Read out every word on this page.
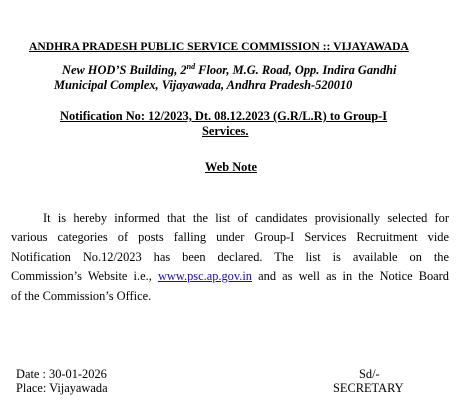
ANDHRA PRADESH PUBLIC SERVICE COMMISSION :: VIJAYAWADA
New HOD’S Building, 2nd Floor, M.G. Road, Opp. Indira Gandhi
Municipal Complex, Vijayawada, Andhra Pradesh-520010
Notification No: 12/2023, Dt. 08.12.2023 (G.R/L.R) to Group-I
Services.
Web Note
It is hereby informed that the list of candidates provisionally selected for
various categories of posts falling under Group-I Services Recruitment vide
Notification No.12/2023 has been declared. The list is available on the
Commission’s Website i.e., www.psc.ap.gov.in and as well as in the Notice Board
of the Commission’s Office.
Date : 30-01-2026
Place: Vijayawada
Sd/-
SECRETARY
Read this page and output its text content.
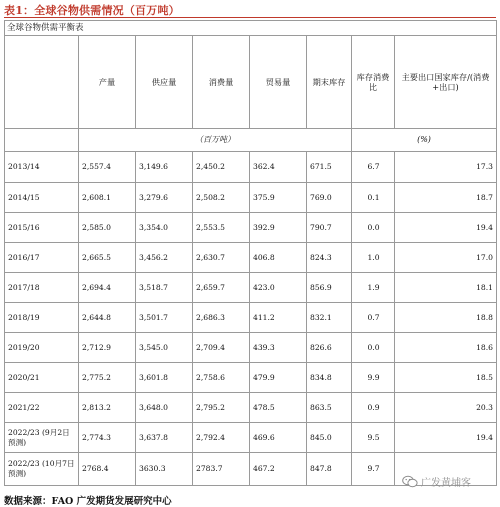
表1：全球谷物供需情况（百万吨）
全球谷物供需平衡表							
	产量	供应量	消费量	贸易量	期末库存	库存消费比	主要出口国家库存/(消费+出口)
	（百万吨）					(%)	
2013/14	2,557.4	3,149.6	2,450.2	362.4	671.5	6.7	17.3
2014/15	2,608.1	3,279.6	2,508.2	375.9	769.0	0.1	18.7
2015/16	2,585.0	3,354.0	2,553.5	392.9	790.7	0.0	19.4
2016/17	2,665.5	3,456.2	2,630.7	406.8	824.3	1.0	17.0
2017/18	2,694.4	3,518.7	2,659.7	423.0	856.9	1.9	18.1
2018/19	2,644.8	3,501.7	2,686.3	411.2	832.1	0.7	18.8
2019/20	2,712.9	3,545.0	2,709.4	439.3	826.6	0.0	18.6
2020/21	2,775.2	3,601.8	2,758.6	479.9	834.8	9.9	18.5
2021/22	2,813.2	3,648.0	2,795.2	478.5	863.5	0.9	20.3
2022/23 (9月2日预测)	2,774.3	3,637.8	2,792.4	469.6	845.0	9.5	19.4
2022/23 (10月7日预测)	2768.4	3630.3	2783.7	467.2	847.8	9.7	
数据来源：FAO 广发期货发展研究中心
广发黄埔客
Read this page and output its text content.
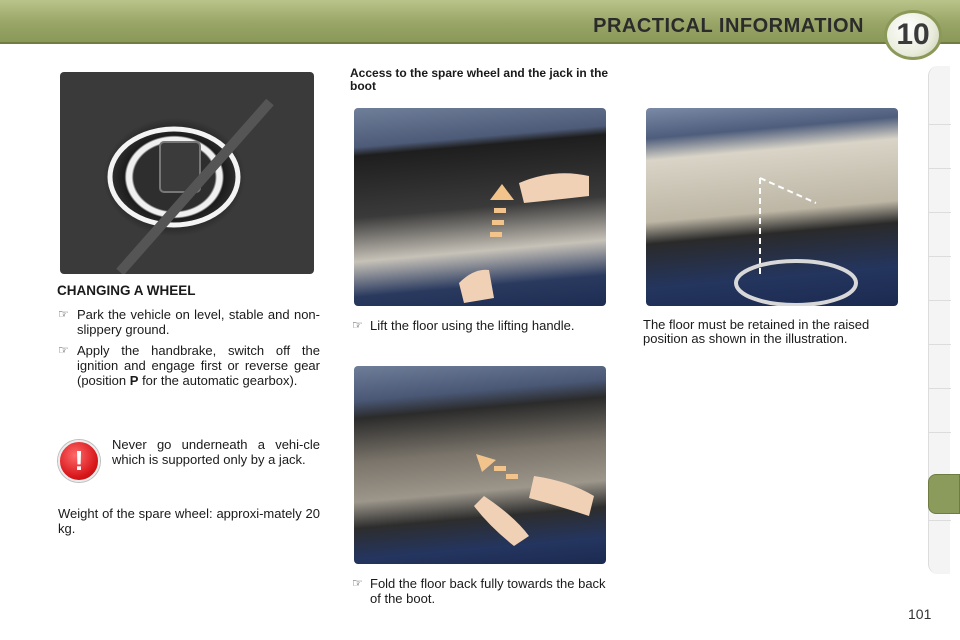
PRACTICAL INFORMATION	10
CHANGING A WHEEL
☞ Park the vehicle on level, stable and non-slippery ground.
☞ Apply the handbrake, switch off the ignition and engage first or reverse gear (position P for the automatic gearbox).
!
Never go underneath a vehi-cle which is supported only by a jack.
Weight of the spare wheel: approxi-mately 20 kg.
Access to the spare wheel and the jack in the boot
☞ Lift the floor using the lifting handle.	The floor must be retained in the raised position as shown in the illustration.
☞ Fold the floor back fully towards the back of the boot.
101
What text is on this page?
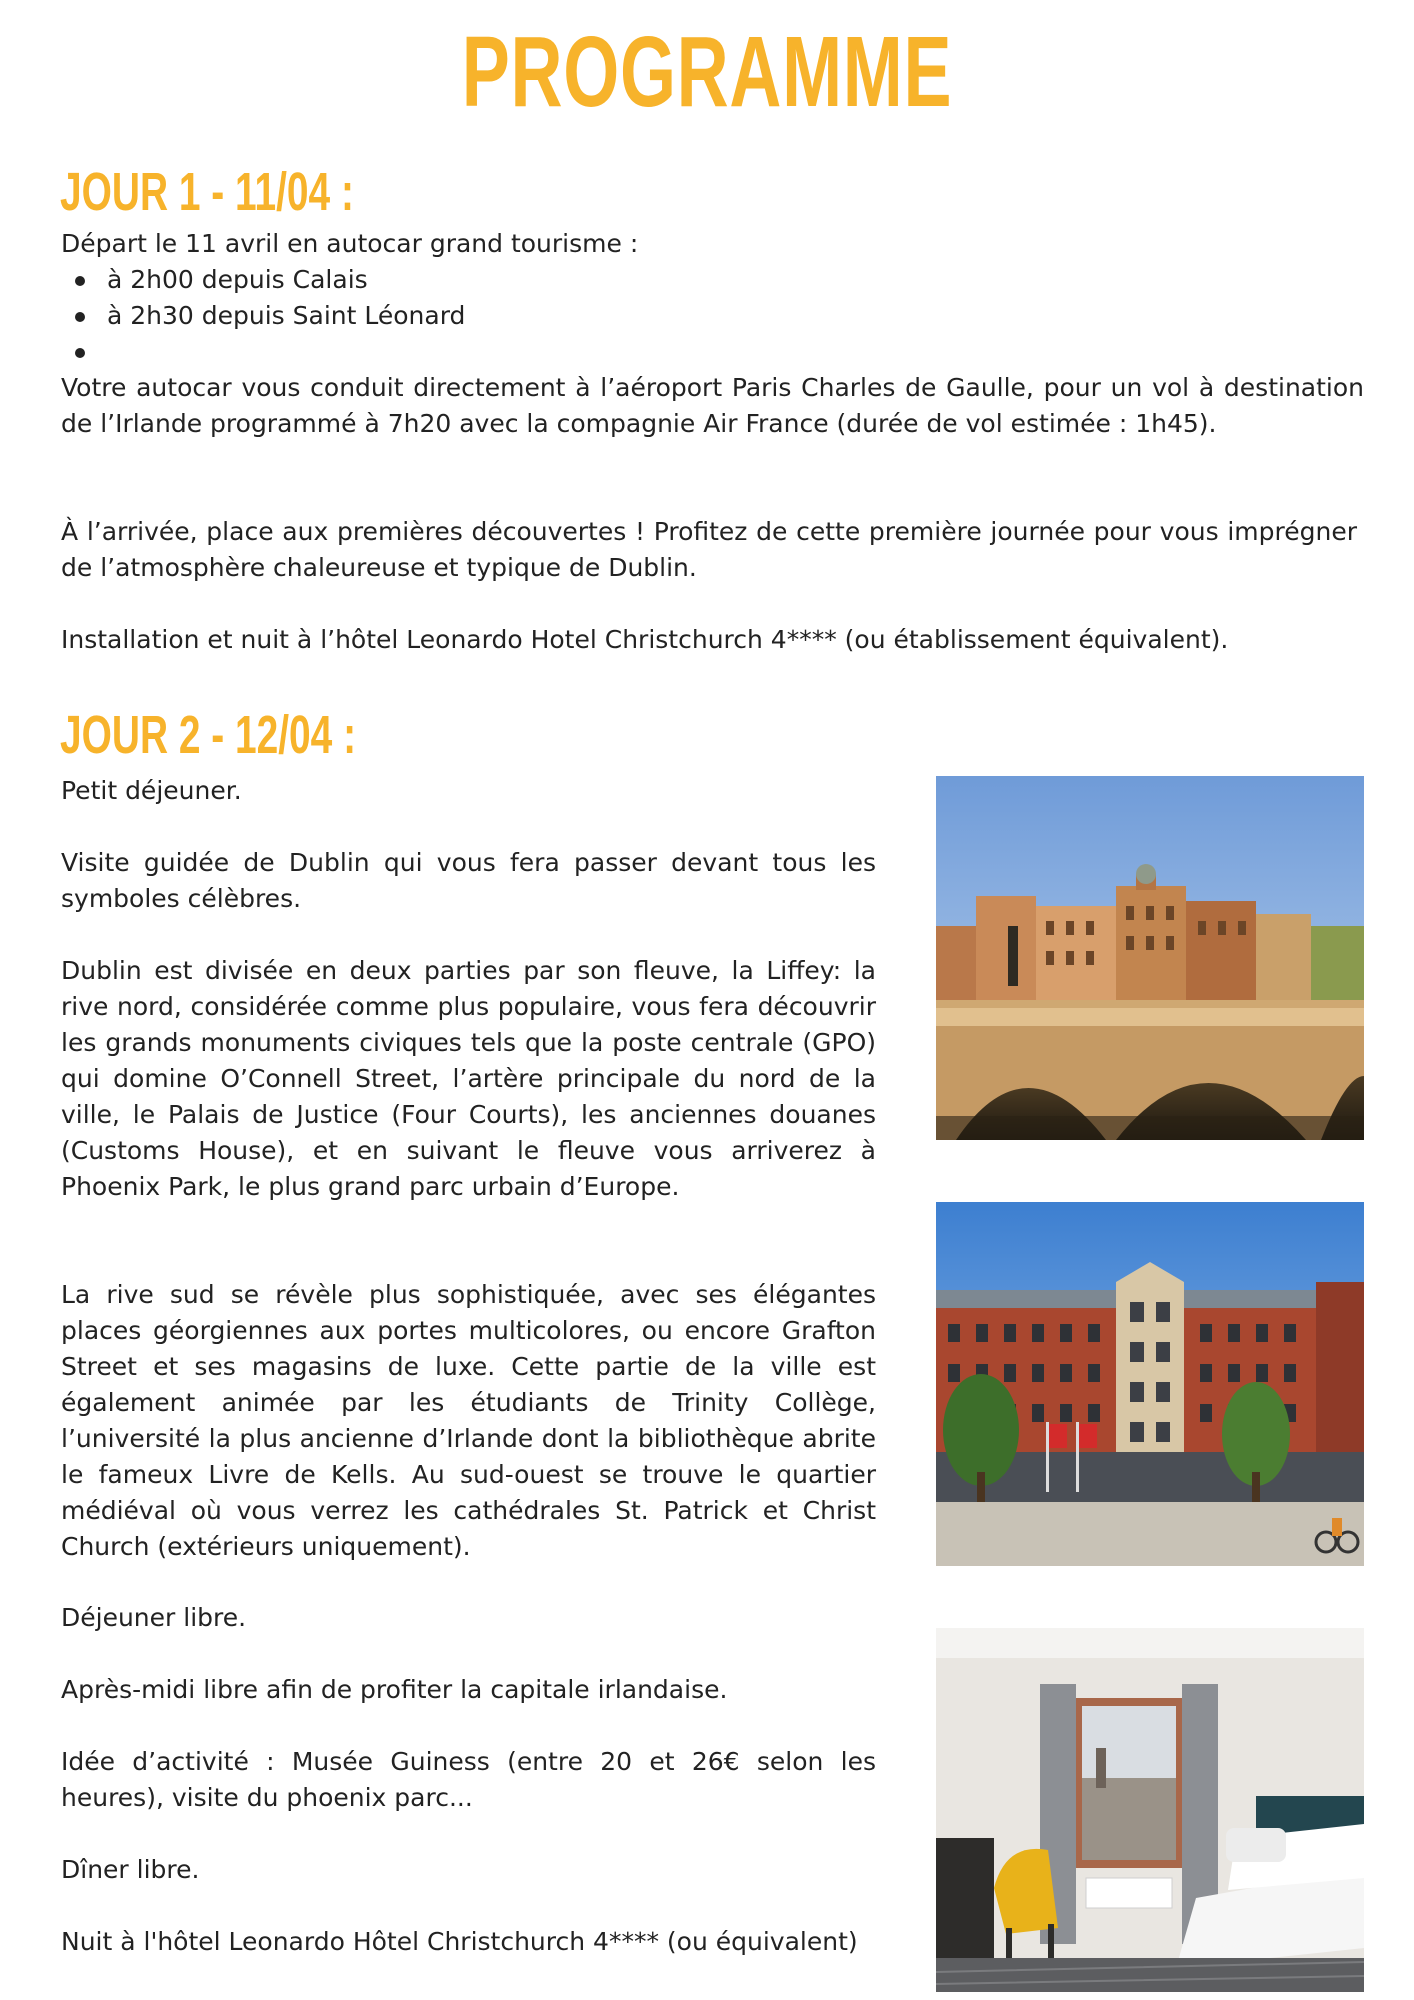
PROGRAMME
JOUR 1 - 11/04 :
Départ le 11 avril en autocar grand tourisme :
à 2h00 depuis Calais
à 2h30 depuis Saint Léonard
Votre autocar vous conduit directement à l’aéroport Paris Charles de Gaulle, pour un vol à destination de l’Irlande programmé à 7h20 avec la compagnie Air France (durée de vol estimée : 1h45).
À l’arrivée, place aux premières découvertes ! Profitez de cette première journée pour vous imprégner de l’atmosphère chaleureuse et typique de Dublin.
Installation et nuit à l’hôtel Leonardo Hotel Christchurch 4**** (ou établissement équivalent).
JOUR 2 - 12/04 :
Petit déjeuner.
Visite guidée de Dublin qui vous fera passer devant tous les symboles célèbres.
Dublin est divisée en deux parties par son fleuve, la Liffey: la rive nord, considérée comme plus populaire, vous fera découvrir les grands monuments civiques tels que la poste centrale (GPO) qui domine O’Connell Street, l’artère principale du nord de la ville, le Palais de Justice (Four Courts), les anciennes douanes (Customs House), et en suivant le fleuve vous arriverez à Phoenix Park, le plus grand parc urbain d’Europe.
La rive sud se révèle plus sophistiquée, avec ses élégantes places géorgiennes aux portes multicolores, ou encore Grafton Street et ses magasins de luxe. Cette partie de la ville est également animée par les étudiants de Trinity Collège, l’université la plus ancienne d’Irlande dont la bibliothèque abrite le fameux Livre de Kells. Au sud-ouest se trouve le quartier médiéval où vous verrez les cathédrales St. Patrick et Christ Church (extérieurs uniquement).
Déjeuner libre.
Après-midi libre afin de profiter la capitale irlandaise.
Idée d’activité : Musée Guiness (entre 20 et 26€ selon les heures), visite du phoenix parc...
Dîner libre.
Nuit à l'hôtel Leonardo Hôtel Christchurch 4**** (ou équivalent)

-=-=-

## Given instruction
Copy out each line of the entries that holds "avec".

## Result for this task
Votre autocar vous conduit directement à l’aéroport Paris Charles de Gaulle, pour un vol à destination de l’Irlande programmé à 7h20 avec la compagnie Air France (durée de vol estimée : 1h45).
La rive sud se révèle plus sophistiquée, avec ses élégantes places géorgiennes aux portes multicolores, ou encore Grafton Street et ses magasins de luxe. Cette partie de la ville est également animée par les étudiants de Trinity Collège, l’université la plus ancienne d’Irlande dont la bibliothèque abrite le fameux Livre de Kells. Au sud-ouest se trouve le quartier médiéval où vous verrez les cathédrales St. Patrick et Christ Church (extérieurs uniquement).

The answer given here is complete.